▸ RECORDS PROVIDED
<<<<

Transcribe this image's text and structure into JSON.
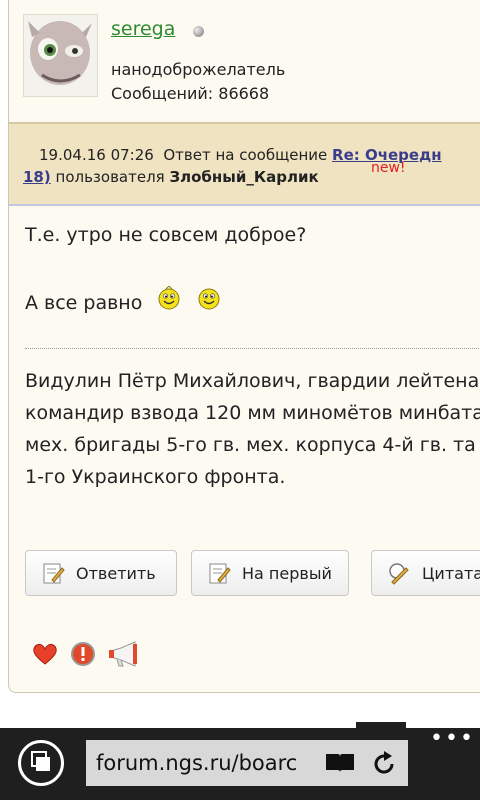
{
  "post": {
    "author": {
      "username": "serega",
      "rank": "нанодоброжелатель",
      "posts_label": "Сообщений: 86668"
    },
    "reply_header": {
      "datetime": "19.04.16 07:26",
      "reply_to_text": "Ответ на сообщение",
      "reply_link": "Re: Очередн",
      "reply_link_cont": "18)",
      "by_user_text": "пользователя",
      "reply_user": "Злобный_Карлик",
      "new_badge": "new!"
    },
    "message": {
      "line1": "Т.е. утро не совсем доброе?",
      "line2": "А все равно",
      "paragraph": [
        "Видулин Пётр Михайлович, гвардии лейтена",
        "командир взвода 120 мм миномётов минбата",
        "мех. бригады 5-го гв. мех. корпуса 4-й гв. та",
        "1-го Украинского фронта."
      ]
    },
    "buttons": {
      "reply": "Ответить",
      "to_first": "На первый",
      "quote": "Цитата"
    }
  },
  "browser": {
    "url": "forum.ngs.ru/boarc",
    "more": "•••"
  },
  "icons": {
    "avatar": "alien-avatar",
    "online_status": "gray-dot-icon",
    "smileys": [
      "smiley-icon",
      "smiley-icon"
    ],
    "actions": [
      "heart-icon",
      "warning-icon",
      "megaphone-icon"
    ]
  },
  "colors": {
    "username": "#2f8a2f",
    "reply_header_bg": "#efe3c2",
    "link": "#3a3e8a",
    "new_badge": "#e02020",
    "browser_bar": "#1f1f1f"
  }
}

>>>>

▸ SET PROBLEM
Repeat all of the entries word for word, but omit the pictures.

▸ PROBLEM SOLUTION
Transcribe this image's text and structure into JSON.
{
  "post": {
    "author": {
      "username": "serega",
      "rank": "нанодоброжелатель",
      "posts_label": "Сообщений: 86668"
    },
    "reply_header": {
      "datetime": "19.04.16 07:26",
      "reply_to_text": "Ответ на сообщение",
      "reply_link": "Re: Очередн",
      "reply_link_cont": "18)",
      "by_user_text": "пользователя",
      "reply_user": "Злобный_Карлик",
      "new_badge": "new!"
    },
    "message": {
      "line1": "Т.е. утро не совсем доброе?",
      "line2": "А все равно",
      "paragraph": [
        "Видулин Пётр Михайлович, гвардии лейтена",
        "командир взвода 120 мм миномётов минбата",
        "мех. бригады 5-го гв. мех. корпуса 4-й гв. та",
        "1-го Украинского фронта."
      ]
    },
    "buttons": {
      "reply": "Ответить",
      "to_first": "На первый",
      "quote": "Цитата"
    }
  },
  "browser": {
    "url": "forum.ngs.ru/boarc",
    "more": "•••"
  },
  "icons": {
    "avatar": "alien-avatar",
    "online_status": "gray-dot-icon",
    "smileys": [
      "smiley-icon",
      "smiley-icon"
    ],
    "actions": [
      "heart-icon",
      "warning-icon",
      "megaphone-icon"
    ]
  },
  "colors": {
    "username": "#2f8a2f",
    "reply_header_bg": "#efe3c2",
    "link": "#3a3e8a",
    "new_badge": "#e02020",
    "browser_bar": "#1f1f1f"
  }
}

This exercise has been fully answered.